* **INPUT DATA**
— begin —
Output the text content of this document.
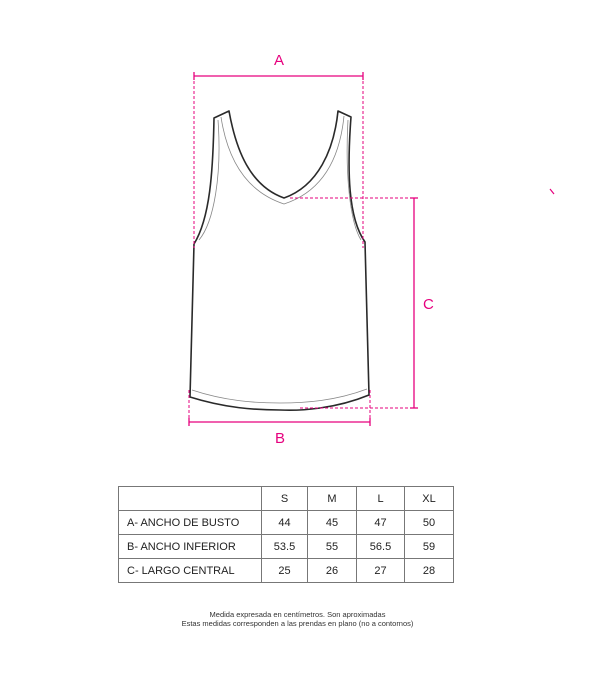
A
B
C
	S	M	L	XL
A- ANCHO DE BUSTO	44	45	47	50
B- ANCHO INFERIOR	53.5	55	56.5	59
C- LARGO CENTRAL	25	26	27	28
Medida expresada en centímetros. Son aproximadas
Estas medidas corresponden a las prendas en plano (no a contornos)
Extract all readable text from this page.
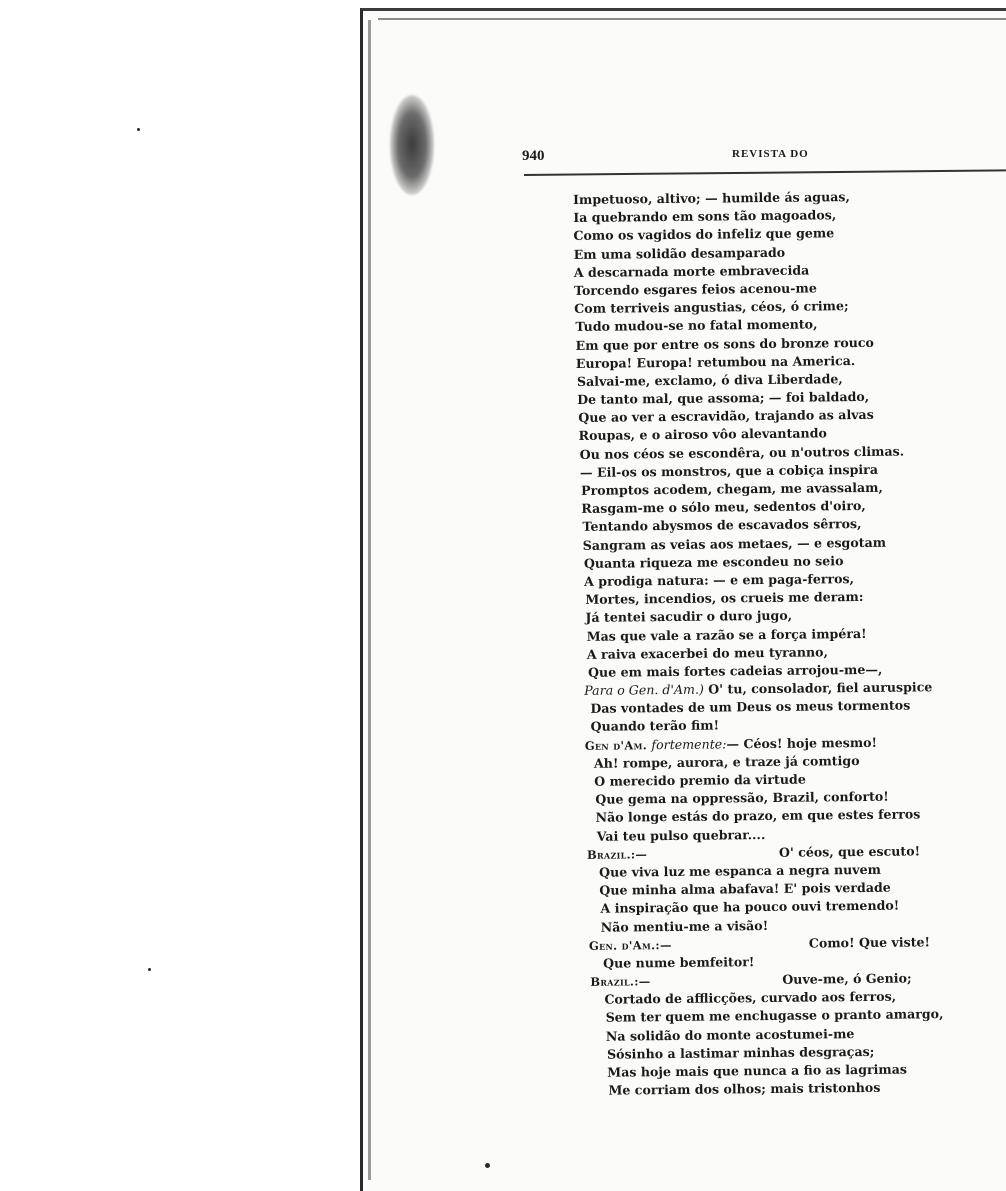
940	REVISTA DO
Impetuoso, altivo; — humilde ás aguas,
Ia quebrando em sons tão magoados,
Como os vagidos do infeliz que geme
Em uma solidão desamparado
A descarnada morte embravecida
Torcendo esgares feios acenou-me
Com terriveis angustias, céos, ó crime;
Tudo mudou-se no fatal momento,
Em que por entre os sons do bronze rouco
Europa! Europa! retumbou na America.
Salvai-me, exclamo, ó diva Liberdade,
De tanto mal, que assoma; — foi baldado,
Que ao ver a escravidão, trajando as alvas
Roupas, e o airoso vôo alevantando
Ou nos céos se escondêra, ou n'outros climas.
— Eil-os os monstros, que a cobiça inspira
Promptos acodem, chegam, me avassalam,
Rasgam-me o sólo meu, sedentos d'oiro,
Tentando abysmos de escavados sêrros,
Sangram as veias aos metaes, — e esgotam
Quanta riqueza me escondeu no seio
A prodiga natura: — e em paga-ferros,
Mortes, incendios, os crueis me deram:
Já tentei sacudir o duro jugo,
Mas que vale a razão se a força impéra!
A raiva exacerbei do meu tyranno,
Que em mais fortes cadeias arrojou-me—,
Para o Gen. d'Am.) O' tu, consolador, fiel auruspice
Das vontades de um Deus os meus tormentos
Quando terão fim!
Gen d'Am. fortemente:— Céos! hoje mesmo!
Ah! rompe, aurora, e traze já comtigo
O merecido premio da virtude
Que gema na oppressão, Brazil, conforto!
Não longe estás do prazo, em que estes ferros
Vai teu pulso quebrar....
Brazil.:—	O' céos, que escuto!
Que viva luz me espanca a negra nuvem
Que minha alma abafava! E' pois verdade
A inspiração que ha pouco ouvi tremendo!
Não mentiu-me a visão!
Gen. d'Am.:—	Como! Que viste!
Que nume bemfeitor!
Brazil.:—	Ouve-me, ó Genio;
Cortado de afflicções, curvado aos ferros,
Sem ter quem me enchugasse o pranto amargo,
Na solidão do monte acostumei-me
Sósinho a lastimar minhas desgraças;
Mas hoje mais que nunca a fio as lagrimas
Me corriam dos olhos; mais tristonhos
— end —
* **OBJECTIVE**
From start to finish, output the listing exactly, but omit its pictures.

* **FINISHED TASK**
Output the text content of this document.
A
B
C
	S	M	L	XL
A- ANCHO DE BUSTO	44	45	47	50
B- ANCHO INFERIOR	53.5	55	56.5	59
C- LARGO CENTRAL	25	26	27	28
Medida expresada en centímetros. Son aproximadas
Estas medidas corresponden a las prendas en plano (no a contornos)
Extract all readable text from this page.
940	REVISTA DO
Impetuoso, altivo; — humilde ás aguas,
Ia quebrando em sons tão magoados,
Como os vagidos do infeliz que geme
Em uma solidão desamparado
A descarnada morte embravecida
Torcendo esgares feios acenou-me
Com terriveis angustias, céos, ó crime;
Tudo mudou-se no fatal momento,
Em que por entre os sons do bronze rouco
Europa! Europa! retumbou na America.
Salvai-me, exclamo, ó diva Liberdade,
De tanto mal, que assoma; — foi baldado,
Que ao ver a escravidão, trajando as alvas
Roupas, e o airoso vôo alevantando
Ou nos céos se escondêra, ou n'outros climas.
— Eil-os os monstros, que a cobiça inspira
Promptos acodem, chegam, me avassalam,
Rasgam-me o sólo meu, sedentos d'oiro,
Tentando abysmos de escavados sêrros,
Sangram as veias aos metaes, — e esgotam
Quanta riqueza me escondeu no seio
A prodiga natura: — e em paga-ferros,
Mortes, incendios, os crueis me deram:
Já tentei sacudir o duro jugo,
Mas que vale a razão se a força impéra!
A raiva exacerbei do meu tyranno,
Que em mais fortes cadeias arrojou-me—,
Para o Gen. d'Am.) O' tu, consolador, fiel auruspice
Das vontades de um Deus os meus tormentos
Quando terão fim!
Gen d'Am. fortemente:— Céos! hoje mesmo!
Ah! rompe, aurora, e traze já comtigo
O merecido premio da virtude
Que gema na oppressão, Brazil, conforto!
Não longe estás do prazo, em que estes ferros
Vai teu pulso quebrar....
Brazil.:—	O' céos, que escuto!
Que viva luz me espanca a negra nuvem
Que minha alma abafava! E' pois verdade
A inspiração que ha pouco ouvi tremendo!
Não mentiu-me a visão!
Gen. d'Am.:—	Como! Que viste!
Que nume bemfeitor!
Brazil.:—	Ouve-me, ó Genio;
Cortado de afflicções, curvado aos ferros,
Sem ter quem me enchugasse o pranto amargo,
Na solidão do monte acostumei-me
Sósinho a lastimar minhas desgraças;
Mas hoje mais que nunca a fio as lagrimas
Me corriam dos olhos; mais tristonhos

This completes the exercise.